● **EXERCISE GOAL**
Set down the material below in full, matching it exactly.

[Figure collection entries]

____

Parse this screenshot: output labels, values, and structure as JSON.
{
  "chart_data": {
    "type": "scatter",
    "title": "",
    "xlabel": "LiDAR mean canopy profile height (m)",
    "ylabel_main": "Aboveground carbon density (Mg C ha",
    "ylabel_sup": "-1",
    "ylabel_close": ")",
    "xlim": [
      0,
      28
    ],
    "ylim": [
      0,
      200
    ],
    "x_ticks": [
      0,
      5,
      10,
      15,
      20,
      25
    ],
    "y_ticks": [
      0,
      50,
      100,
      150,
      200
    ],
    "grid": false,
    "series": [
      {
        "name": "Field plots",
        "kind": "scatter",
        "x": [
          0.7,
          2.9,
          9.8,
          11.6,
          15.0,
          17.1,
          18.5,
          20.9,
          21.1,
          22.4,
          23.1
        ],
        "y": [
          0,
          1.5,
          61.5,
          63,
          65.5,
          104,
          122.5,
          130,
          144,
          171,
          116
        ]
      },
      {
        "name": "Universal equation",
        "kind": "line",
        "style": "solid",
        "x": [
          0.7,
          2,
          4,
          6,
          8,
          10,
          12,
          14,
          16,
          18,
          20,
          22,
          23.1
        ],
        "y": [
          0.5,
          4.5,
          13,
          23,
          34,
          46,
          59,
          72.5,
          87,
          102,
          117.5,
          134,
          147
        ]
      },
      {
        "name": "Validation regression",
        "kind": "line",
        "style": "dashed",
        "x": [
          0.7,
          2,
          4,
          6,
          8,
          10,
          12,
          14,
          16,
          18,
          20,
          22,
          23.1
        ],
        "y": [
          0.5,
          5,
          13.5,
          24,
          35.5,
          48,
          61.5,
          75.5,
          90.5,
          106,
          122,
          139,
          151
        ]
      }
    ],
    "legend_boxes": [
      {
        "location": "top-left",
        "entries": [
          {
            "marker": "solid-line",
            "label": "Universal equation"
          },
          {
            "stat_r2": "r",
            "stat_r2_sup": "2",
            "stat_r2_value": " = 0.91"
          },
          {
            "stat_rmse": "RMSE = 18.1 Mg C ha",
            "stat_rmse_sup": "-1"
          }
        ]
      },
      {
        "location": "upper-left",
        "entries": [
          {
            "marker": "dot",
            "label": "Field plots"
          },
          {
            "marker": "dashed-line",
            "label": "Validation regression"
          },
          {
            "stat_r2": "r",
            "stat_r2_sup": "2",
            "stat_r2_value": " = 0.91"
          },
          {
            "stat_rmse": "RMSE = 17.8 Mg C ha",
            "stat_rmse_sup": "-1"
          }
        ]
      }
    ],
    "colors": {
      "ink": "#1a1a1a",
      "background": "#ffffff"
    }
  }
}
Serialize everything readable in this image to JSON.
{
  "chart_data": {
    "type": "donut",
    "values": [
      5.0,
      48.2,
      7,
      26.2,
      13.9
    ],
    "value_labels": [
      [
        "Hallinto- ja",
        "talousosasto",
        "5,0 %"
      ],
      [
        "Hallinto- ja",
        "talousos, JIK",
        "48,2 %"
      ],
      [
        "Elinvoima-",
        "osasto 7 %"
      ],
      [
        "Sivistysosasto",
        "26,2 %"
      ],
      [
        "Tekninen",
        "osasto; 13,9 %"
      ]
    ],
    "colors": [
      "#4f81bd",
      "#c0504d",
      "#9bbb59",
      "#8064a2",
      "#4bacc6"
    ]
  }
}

____

● **RESPONSE TO THIS EXERCISE**
Parse this screenshot: output labels, values, and structure as JSON.
{
  "chart_data": {
    "type": "scatter",
    "title": "",
    "xlabel": "LiDAR mean canopy profile height (m)",
    "ylabel_main": "Aboveground carbon density (Mg C ha",
    "ylabel_sup": "-1",
    "ylabel_close": ")",
    "xlim": [
      0,
      28
    ],
    "ylim": [
      0,
      200
    ],
    "x_ticks": [
      0,
      5,
      10,
      15,
      20,
      25
    ],
    "y_ticks": [
      0,
      50,
      100,
      150,
      200
    ],
    "grid": false,
    "series": [
      {
        "name": "Field plots",
        "kind": "scatter",
        "x": [
          0.7,
          2.9,
          9.8,
          11.6,
          15.0,
          17.1,
          18.5,
          20.9,
          21.1,
          22.4,
          23.1
        ],
        "y": [
          0,
          1.5,
          61.5,
          63,
          65.5,
          104,
          122.5,
          130,
          144,
          171,
          116
        ]
      },
      {
        "name": "Universal equation",
        "kind": "line",
        "style": "solid",
        "x": [
          0.7,
          2,
          4,
          6,
          8,
          10,
          12,
          14,
          16,
          18,
          20,
          22,
          23.1
        ],
        "y": [
          0.5,
          4.5,
          13,
          23,
          34,
          46,
          59,
          72.5,
          87,
          102,
          117.5,
          134,
          147
        ]
      },
      {
        "name": "Validation regression",
        "kind": "line",
        "style": "dashed",
        "x": [
          0.7,
          2,
          4,
          6,
          8,
          10,
          12,
          14,
          16,
          18,
          20,
          22,
          23.1
        ],
        "y": [
          0.5,
          5,
          13.5,
          24,
          35.5,
          48,
          61.5,
          75.5,
          90.5,
          106,
          122,
          139,
          151
        ]
      }
    ],
    "legend_boxes": [
      {
        "location": "top-left",
        "entries": [
          {
            "marker": "solid-line",
            "label": "Universal equation"
          },
          {
            "stat_r2": "r",
            "stat_r2_sup": "2",
            "stat_r2_value": " = 0.91"
          },
          {
            "stat_rmse": "RMSE = 18.1 Mg C ha",
            "stat_rmse_sup": "-1"
          }
        ]
      },
      {
        "location": "upper-left",
        "entries": [
          {
            "marker": "dot",
            "label": "Field plots"
          },
          {
            "marker": "dashed-line",
            "label": "Validation regression"
          },
          {
            "stat_r2": "r",
            "stat_r2_sup": "2",
            "stat_r2_value": " = 0.91"
          },
          {
            "stat_rmse": "RMSE = 17.8 Mg C ha",
            "stat_rmse_sup": "-1"
          }
        ]
      }
    ],
    "colors": {
      "ink": "#1a1a1a",
      "background": "#ffffff"
    }
  }
}
Serialize everything readable in this image to JSON.
{
  "chart_data": {
    "type": "donut",
    "values": [
      5.0,
      48.2,
      7,
      26.2,
      13.9
    ],
    "value_labels": [
      [
        "Hallinto- ja",
        "talousosasto",
        "5,0 %"
      ],
      [
        "Hallinto- ja",
        "talousos, JIK",
        "48,2 %"
      ],
      [
        "Elinvoima-",
        "osasto 7 %"
      ],
      [
        "Sivistysosasto",
        "26,2 %"
      ],
      [
        "Tekninen",
        "osasto; 13,9 %"
      ]
    ],
    "colors": [
      "#4f81bd",
      "#c0504d",
      "#9bbb59",
      "#8064a2",
      "#4bacc6"
    ]
  }
}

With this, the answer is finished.